Given exercise 1 ▸ Return the lines of the listing below verbatim, starting with its first line and going on through the line that contains "table-row-product-users xyxy=(1,24,458,288)".

Passage to read ▸
1

I have a the following data:

x <- data.frame('myvar'=c(10,10,9,9,8,8, runif(100)), 'mygroup' = c(rep('a', 26), rep('b', 80)))

I want to describe the data using a box-and-whiskers plot in ggplot2. I have also included the mean using a stat_summary.

library(ggplot2)
ggplot(x, aes(x=myvar, y=mygroup)) + 
geom_boxplot() +
stat_summary(fun=mean, geom='point', shape=20, color='red', fill='red') 

enter image description here

This is fine, but for some of my graphs, the outliers are so huge, that it's hard to make sense of the total distribution. In these cases, I have cut the x axis:

ggplot(x, aes(x=myvar, y=mygroup)) + 
geom_boxplot() +
stat_summary(fun=mean, geom='point', shape=20, color='red', fill='red')  +
scale_x_continuous(limit=c(0,5))

enter image description here

Note, now that the means (and medians?) are calculated using only the subset of data that is visible on the graph. Is there a ggplot way to include the outlier observations in the calculation but drop them from the visualisation?

My desired output would be a graph with x limits at c(0,5) and a red dot at 2.48 for group mygroup='a'.

Data shown ▸
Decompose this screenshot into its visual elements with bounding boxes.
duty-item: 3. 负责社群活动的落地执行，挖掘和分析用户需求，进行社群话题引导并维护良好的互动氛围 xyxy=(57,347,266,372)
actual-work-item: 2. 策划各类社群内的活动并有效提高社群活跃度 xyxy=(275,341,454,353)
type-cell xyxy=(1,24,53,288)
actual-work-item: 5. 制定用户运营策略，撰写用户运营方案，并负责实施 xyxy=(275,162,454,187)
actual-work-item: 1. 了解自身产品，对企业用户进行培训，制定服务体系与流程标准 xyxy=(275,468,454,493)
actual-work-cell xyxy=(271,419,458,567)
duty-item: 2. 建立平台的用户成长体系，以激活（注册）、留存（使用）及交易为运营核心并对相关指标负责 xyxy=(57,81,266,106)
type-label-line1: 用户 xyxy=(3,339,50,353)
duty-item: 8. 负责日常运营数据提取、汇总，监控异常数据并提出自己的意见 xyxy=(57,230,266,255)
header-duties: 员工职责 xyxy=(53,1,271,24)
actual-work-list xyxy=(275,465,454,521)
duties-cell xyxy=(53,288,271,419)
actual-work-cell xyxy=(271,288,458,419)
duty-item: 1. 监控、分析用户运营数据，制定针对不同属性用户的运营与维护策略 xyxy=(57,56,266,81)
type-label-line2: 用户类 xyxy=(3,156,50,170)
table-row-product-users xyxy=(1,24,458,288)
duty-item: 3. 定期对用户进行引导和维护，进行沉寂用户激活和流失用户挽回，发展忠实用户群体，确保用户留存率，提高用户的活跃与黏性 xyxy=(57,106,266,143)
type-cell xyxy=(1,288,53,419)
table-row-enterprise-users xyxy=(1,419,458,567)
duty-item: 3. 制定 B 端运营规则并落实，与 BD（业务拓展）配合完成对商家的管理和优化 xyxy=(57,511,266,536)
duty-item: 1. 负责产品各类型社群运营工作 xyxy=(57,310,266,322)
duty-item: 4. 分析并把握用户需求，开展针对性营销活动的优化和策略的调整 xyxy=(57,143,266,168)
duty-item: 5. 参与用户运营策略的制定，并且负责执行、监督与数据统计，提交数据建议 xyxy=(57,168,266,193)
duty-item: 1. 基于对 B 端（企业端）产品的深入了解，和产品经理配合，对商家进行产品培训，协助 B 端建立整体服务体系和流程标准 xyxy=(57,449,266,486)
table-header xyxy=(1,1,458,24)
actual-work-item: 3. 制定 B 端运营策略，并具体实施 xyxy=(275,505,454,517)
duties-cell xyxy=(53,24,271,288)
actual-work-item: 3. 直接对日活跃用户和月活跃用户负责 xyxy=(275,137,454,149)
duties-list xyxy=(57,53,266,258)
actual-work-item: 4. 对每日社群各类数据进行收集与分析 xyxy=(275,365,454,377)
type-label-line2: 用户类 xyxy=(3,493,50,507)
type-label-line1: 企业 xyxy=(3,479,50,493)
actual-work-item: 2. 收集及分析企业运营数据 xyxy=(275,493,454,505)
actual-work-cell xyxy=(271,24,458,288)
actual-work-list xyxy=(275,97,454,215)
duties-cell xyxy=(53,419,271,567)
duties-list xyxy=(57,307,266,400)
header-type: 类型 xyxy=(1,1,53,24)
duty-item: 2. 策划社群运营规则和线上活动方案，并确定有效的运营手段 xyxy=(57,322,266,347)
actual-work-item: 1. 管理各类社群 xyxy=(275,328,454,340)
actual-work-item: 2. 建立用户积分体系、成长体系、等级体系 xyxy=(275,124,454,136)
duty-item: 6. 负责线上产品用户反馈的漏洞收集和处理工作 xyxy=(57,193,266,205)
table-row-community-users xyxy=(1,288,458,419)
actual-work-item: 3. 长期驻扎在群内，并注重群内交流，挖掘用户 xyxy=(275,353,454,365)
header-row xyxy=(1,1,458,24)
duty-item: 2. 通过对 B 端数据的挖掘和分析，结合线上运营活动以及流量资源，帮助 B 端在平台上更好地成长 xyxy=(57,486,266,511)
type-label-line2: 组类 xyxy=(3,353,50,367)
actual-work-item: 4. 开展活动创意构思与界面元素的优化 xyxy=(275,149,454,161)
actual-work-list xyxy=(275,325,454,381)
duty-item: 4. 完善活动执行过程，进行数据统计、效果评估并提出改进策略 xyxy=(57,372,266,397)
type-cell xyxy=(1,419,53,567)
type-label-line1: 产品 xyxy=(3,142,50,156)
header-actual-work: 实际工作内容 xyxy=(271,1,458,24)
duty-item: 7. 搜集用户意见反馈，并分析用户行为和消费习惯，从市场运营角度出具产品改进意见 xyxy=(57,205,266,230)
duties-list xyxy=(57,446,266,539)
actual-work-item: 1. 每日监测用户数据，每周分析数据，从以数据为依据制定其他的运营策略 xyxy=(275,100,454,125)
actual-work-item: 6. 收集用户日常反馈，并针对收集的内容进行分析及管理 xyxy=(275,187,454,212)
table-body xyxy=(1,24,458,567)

Given exercise 2 ▸ Edit the ggplot2 question above by writing out its text starting with "Note, now that" and going on through "from the visualisation?", with "outlier observations" replaced by "extreme observations".

Complete response 1 ▸
Decompose this screenshot into its visual elements with bounding boxes.
duty-item: 3. 负责社群活动的落地执行，挖掘和分析用户需求，进行社群话题引导并维护良好的互动氛围 xyxy=(57,347,266,372)
actual-work-item: 2. 策划各类社群内的活动并有效提高社群活跃度 xyxy=(275,341,454,353)
type-cell xyxy=(1,24,53,288)
actual-work-item: 5. 制定用户运营策略，撰写用户运营方案，并负责实施 xyxy=(275,162,454,187)
actual-work-item: 1. 了解自身产品，对企业用户进行培训，制定服务体系与流程标准 xyxy=(275,468,454,493)
actual-work-cell xyxy=(271,419,458,567)
duty-item: 2. 建立平台的用户成长体系，以激活（注册）、留存（使用）及交易为运营核心并对相关指标负责 xyxy=(57,81,266,106)
type-label-line1: 用户 xyxy=(3,339,50,353)
duty-item: 8. 负责日常运营数据提取、汇总，监控异常数据并提出自己的意见 xyxy=(57,230,266,255)
header-duties: 员工职责 xyxy=(53,1,271,24)
actual-work-list xyxy=(275,465,454,521)
duties-cell xyxy=(53,288,271,419)
actual-work-cell xyxy=(271,288,458,419)
duty-item: 1. 监控、分析用户运营数据，制定针对不同属性用户的运营与维护策略 xyxy=(57,56,266,81)
type-label-line2: 用户类 xyxy=(3,156,50,170)
table-row-product-users xyxy=(1,24,458,288)

Complete response 2 ▸
Note, now that the means (and medians?) are calculated using only the subset of data that is visible on the graph. Is there a ggplot way to include the extreme observations in the calculation but drop them from the visualisation?